[BEGIN Input for this task]
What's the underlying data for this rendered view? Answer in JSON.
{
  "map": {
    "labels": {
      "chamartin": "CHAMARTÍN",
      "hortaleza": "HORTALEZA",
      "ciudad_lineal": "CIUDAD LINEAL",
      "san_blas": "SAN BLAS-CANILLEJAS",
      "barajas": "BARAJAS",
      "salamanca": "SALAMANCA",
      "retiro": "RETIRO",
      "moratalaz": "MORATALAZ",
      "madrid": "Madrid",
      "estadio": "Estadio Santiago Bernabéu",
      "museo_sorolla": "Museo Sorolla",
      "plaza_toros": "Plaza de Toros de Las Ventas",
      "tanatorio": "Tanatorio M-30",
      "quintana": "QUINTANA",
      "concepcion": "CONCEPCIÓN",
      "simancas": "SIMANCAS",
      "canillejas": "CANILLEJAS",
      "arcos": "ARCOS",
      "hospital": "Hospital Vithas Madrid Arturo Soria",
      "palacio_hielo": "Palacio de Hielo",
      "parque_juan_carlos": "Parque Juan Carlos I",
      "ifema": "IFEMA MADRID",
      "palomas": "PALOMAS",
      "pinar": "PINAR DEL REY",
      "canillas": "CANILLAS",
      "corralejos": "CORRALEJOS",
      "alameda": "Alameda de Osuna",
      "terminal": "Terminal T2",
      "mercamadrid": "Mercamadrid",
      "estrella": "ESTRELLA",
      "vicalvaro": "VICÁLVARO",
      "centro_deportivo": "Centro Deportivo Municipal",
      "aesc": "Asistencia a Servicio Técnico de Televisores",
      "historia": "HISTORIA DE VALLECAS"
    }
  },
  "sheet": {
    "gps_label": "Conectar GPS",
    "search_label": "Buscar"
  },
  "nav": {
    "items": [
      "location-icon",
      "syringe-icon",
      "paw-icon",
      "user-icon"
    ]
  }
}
[END Input for this task]
_Task goal_.
Return the entries above exactly as they appear.

_Full solution_.
What's the underlying data for this rendered view? Answer in JSON.
{
  "map": {
    "labels": {
      "chamartin": "CHAMARTÍN",
      "hortaleza": "HORTALEZA",
      "ciudad_lineal": "CIUDAD LINEAL",
      "san_blas": "SAN BLAS-CANILLEJAS",
      "barajas": "BARAJAS",
      "salamanca": "SALAMANCA",
      "retiro": "RETIRO",
      "moratalaz": "MORATALAZ",
      "madrid": "Madrid",
      "estadio": "Estadio Santiago Bernabéu",
      "museo_sorolla": "Museo Sorolla",
      "plaza_toros": "Plaza de Toros de Las Ventas",
      "tanatorio": "Tanatorio M-30",
      "quintana": "QUINTANA",
      "concepcion": "CONCEPCIÓN",
      "simancas": "SIMANCAS",
      "canillejas": "CANILLEJAS",
      "arcos": "ARCOS",
      "hospital": "Hospital Vithas Madrid Arturo Soria",
      "palacio_hielo": "Palacio de Hielo",
      "parque_juan_carlos": "Parque Juan Carlos I",
      "ifema": "IFEMA MADRID",
      "palomas": "PALOMAS",
      "pinar": "PINAR DEL REY",
      "canillas": "CANILLAS",
      "corralejos": "CORRALEJOS",
      "alameda": "Alameda de Osuna",
      "terminal": "Terminal T2",
      "mercamadrid": "Mercamadrid",
      "estrella": "ESTRELLA",
      "vicalvaro": "VICÁLVARO",
      "centro_deportivo": "Centro Deportivo Municipal",
      "aesc": "Asistencia a Servicio Técnico de Televisores",
      "historia": "HISTORIA DE VALLECAS"
    }
  },
  "sheet": {
    "gps_label": "Conectar GPS",
    "search_label": "Buscar"
  },
  "nav": {
    "items": [
      "location-icon",
      "syringe-icon",
      "paw-icon",
      "user-icon"
    ]
  }
}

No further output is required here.